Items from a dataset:
....

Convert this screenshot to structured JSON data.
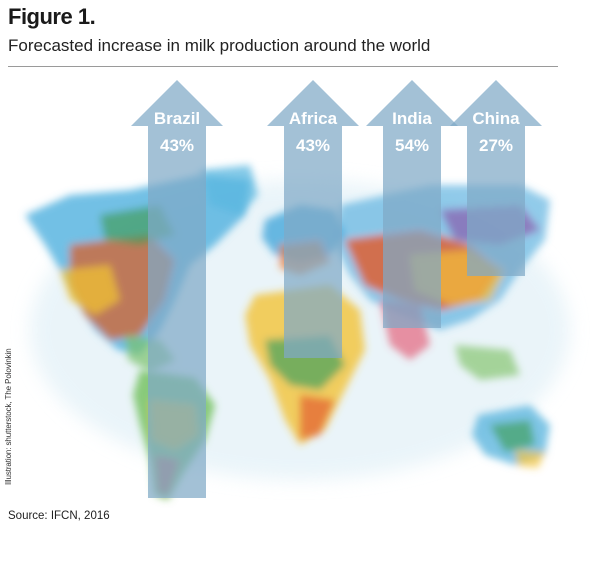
{
  "figure_label": "Figure 1.",
  "title": "Forecasted increase in milk production around the world",
  "credit": "Illustration: shutterstock, The Polovinkin",
  "source": "Source: IFCN, 2016",
  "colors": {
    "arrow_fill": "#7fa9c6",
    "arrow_text": "#ffffff",
    "rule": "#9a9a9a"
  },
  "chart_data": {
    "type": "bar",
    "categories": [
      "Brazil",
      "Africa",
      "India",
      "China"
    ],
    "values": [
      43,
      43,
      54,
      27
    ],
    "value_labels": [
      "43%",
      "43%",
      "54%",
      "27%"
    ],
    "unit": "%",
    "title": "Forecasted increase in milk production around the world"
  }
}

....

- [REQUIREMENT] Copy out the whole listing exactly, and don't carry over any pictures.

- [SOLVED EXERCISE]
Convert this screenshot to structured JSON data.
{
  "figure_label": "Figure 1.",
  "title": "Forecasted increase in milk production around the world",
  "credit": "Illustration: shutterstock, The Polovinkin",
  "source": "Source: IFCN, 2016",
  "colors": {
    "arrow_fill": "#7fa9c6",
    "arrow_text": "#ffffff",
    "rule": "#9a9a9a"
  },
  "chart_data": {
    "type": "bar",
    "categories": [
      "Brazil",
      "Africa",
      "India",
      "China"
    ],
    "values": [
      43,
      43,
      54,
      27
    ],
    "value_labels": [
      "43%",
      "43%",
      "54%",
      "27%"
    ],
    "unit": "%",
    "title": "Forecasted increase in milk production around the world"
  }
}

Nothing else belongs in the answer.